▸ SET PROBLEM
A faithful transcription of all the data is required.
--- start of RECORDS PROVIDED ---
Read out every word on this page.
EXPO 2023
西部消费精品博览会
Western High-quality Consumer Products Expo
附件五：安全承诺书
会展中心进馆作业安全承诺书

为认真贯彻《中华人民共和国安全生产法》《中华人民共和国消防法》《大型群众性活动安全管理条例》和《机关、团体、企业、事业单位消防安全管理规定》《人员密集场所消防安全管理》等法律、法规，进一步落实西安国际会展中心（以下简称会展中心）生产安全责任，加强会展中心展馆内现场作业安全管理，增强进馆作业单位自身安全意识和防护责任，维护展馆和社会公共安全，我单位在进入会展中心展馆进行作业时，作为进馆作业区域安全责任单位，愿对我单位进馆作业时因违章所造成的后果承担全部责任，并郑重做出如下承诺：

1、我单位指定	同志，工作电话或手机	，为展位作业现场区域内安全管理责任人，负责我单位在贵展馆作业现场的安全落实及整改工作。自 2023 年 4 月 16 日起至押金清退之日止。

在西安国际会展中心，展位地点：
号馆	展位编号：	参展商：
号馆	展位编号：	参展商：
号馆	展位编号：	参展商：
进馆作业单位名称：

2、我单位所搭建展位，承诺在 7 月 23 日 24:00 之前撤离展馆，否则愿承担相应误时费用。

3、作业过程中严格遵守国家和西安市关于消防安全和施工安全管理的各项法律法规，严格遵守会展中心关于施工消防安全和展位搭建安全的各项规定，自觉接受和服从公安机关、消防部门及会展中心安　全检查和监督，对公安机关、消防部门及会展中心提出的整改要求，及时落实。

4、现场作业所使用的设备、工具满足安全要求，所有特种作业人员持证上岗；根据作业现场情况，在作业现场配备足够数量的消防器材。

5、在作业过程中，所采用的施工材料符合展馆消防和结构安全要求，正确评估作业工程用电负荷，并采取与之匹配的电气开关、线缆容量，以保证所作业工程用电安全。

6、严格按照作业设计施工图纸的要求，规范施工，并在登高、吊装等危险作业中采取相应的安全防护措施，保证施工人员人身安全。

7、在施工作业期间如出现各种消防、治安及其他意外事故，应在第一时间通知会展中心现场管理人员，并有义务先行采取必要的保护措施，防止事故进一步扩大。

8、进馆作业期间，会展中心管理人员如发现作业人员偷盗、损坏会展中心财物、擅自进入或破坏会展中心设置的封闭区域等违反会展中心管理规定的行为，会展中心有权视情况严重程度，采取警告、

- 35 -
--- end of RECORDS PROVIDED ---
▸ FULL ANSWER
Read out every word on this page.
EXPO 2023
西部消费精品博览会
Western High-quality Consumer Products Expo
附件五：安全承诺书
会展中心进馆作业安全承诺书

为认真贯彻《中华人民共和国安全生产法》《中华人民共和国消防法》《大型群众性活动安全管理条例》和《机关、团体、企业、事业单位消防安全管理规定》《人员密集场所消防安全管理》等法律、法规，进一步落实西安国际会展中心（以下简称会展中心）生产安全责任，加强会展中心展馆内现场作业安全管理，增强进馆作业单位自身安全意识和防护责任，维护展馆和社会公共安全，我单位在进入会展中心展馆进行作业时，作为进馆作业区域安全责任单位，愿对我单位进馆作业时因违章所造成的后果承担全部责任，并郑重做出如下承诺：

1、我单位指定	同志，工作电话或手机	，为展位作业现场区域内安全管理责任人，负责我单位在贵展馆作业现场的安全落实及整改工作。自 2023 年 4 月 16 日起至押金清退之日止。

在西安国际会展中心，展位地点：
号馆	展位编号：	参展商：
号馆	展位编号：	参展商：
号馆	展位编号：	参展商：
进馆作业单位名称：

2、我单位所搭建展位，承诺在 7 月 23 日 24:00 之前撤离展馆，否则愿承担相应误时费用。

3、作业过程中严格遵守国家和西安市关于消防安全和施工安全管理的各项法律法规，严格遵守会展中心关于施工消防安全和展位搭建安全的各项规定，自觉接受和服从公安机关、消防部门及会展中心安　全检查和监督，对公安机关、消防部门及会展中心提出的整改要求，及时落实。

4、现场作业所使用的设备、工具满足安全要求，所有特种作业人员持证上岗；根据作业现场情况，在作业现场配备足够数量的消防器材。

5、在作业过程中，所采用的施工材料符合展馆消防和结构安全要求，正确评估作业工程用电负荷，并采取与之匹配的电气开关、线缆容量，以保证所作业工程用电安全。

6、严格按照作业设计施工图纸的要求，规范施工，并在登高、吊装等危险作业中采取相应的安全防护措施，保证施工人员人身安全。

7、在施工作业期间如出现各种消防、治安及其他意外事故，应在第一时间通知会展中心现场管理人员，并有义务先行采取必要的保护措施，防止事故进一步扩大。

8、进馆作业期间，会展中心管理人员如发现作业人员偷盗、损坏会展中心财物、擅自进入或破坏会展中心设置的封闭区域等违反会展中心管理规定的行为，会展中心有权视情况严重程度，采取警告、

- 35 -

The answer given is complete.